DATA FOR THE TASK —
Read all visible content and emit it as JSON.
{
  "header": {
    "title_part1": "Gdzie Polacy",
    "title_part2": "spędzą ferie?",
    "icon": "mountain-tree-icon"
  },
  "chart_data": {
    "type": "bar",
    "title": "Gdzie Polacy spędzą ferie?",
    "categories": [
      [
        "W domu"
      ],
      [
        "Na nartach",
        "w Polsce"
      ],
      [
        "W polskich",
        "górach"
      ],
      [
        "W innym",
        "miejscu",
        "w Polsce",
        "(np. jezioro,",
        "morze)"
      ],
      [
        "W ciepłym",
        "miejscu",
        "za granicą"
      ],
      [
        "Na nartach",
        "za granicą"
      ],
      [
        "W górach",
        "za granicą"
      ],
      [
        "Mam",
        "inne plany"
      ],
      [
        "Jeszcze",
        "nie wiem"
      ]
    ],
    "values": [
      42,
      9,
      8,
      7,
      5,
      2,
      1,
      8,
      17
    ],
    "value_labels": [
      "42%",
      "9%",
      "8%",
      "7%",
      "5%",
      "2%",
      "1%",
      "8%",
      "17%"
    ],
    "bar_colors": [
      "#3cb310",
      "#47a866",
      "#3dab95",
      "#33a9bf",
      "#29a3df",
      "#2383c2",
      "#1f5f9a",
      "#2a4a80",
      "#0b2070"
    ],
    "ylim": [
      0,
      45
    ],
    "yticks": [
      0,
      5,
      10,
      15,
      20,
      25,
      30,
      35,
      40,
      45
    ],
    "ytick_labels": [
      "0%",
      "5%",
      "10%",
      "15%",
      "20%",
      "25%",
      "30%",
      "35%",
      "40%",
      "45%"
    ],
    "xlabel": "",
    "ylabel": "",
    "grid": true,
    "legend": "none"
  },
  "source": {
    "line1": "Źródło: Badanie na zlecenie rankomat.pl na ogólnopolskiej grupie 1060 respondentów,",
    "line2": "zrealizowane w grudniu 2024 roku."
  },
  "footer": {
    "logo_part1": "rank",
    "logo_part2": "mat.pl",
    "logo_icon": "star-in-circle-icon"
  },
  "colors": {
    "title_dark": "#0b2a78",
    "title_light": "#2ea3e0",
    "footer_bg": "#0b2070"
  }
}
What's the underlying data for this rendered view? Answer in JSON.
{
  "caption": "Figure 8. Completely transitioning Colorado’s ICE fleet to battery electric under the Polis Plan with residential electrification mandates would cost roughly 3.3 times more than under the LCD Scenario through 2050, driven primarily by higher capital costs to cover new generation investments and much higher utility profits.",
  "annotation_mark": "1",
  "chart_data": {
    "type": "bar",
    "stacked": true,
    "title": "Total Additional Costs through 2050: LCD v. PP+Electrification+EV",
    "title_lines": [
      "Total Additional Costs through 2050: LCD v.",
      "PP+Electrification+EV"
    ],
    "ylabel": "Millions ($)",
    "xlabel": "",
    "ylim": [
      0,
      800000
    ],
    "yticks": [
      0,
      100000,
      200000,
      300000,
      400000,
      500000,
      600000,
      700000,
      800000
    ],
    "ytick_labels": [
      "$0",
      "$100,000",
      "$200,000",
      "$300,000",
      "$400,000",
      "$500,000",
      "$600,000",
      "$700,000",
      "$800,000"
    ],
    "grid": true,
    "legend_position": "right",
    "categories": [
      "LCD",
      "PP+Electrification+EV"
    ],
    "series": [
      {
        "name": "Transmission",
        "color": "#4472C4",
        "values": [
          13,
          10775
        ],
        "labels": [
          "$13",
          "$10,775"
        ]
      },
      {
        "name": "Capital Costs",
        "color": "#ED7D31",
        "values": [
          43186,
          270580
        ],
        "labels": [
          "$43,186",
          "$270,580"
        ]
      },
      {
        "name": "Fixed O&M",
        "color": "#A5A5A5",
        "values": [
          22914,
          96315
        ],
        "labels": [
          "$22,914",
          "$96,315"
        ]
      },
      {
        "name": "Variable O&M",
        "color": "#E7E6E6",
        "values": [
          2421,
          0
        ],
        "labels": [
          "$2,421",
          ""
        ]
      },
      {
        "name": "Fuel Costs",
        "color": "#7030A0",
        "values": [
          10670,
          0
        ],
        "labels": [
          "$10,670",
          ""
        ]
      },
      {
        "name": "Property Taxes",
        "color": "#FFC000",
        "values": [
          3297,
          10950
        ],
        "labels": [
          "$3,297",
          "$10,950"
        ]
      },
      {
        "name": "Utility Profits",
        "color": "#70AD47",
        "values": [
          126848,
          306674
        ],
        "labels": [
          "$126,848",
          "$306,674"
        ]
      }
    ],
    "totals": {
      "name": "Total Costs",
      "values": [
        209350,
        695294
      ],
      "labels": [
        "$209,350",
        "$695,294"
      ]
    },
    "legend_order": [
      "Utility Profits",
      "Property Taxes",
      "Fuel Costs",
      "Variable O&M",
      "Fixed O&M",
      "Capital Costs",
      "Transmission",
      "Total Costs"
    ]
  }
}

WHAT NEEDS TO BE DONE — Go over the records above line by line and count those holding the word "icon". Reply only with the number.

TASK RESULT — 2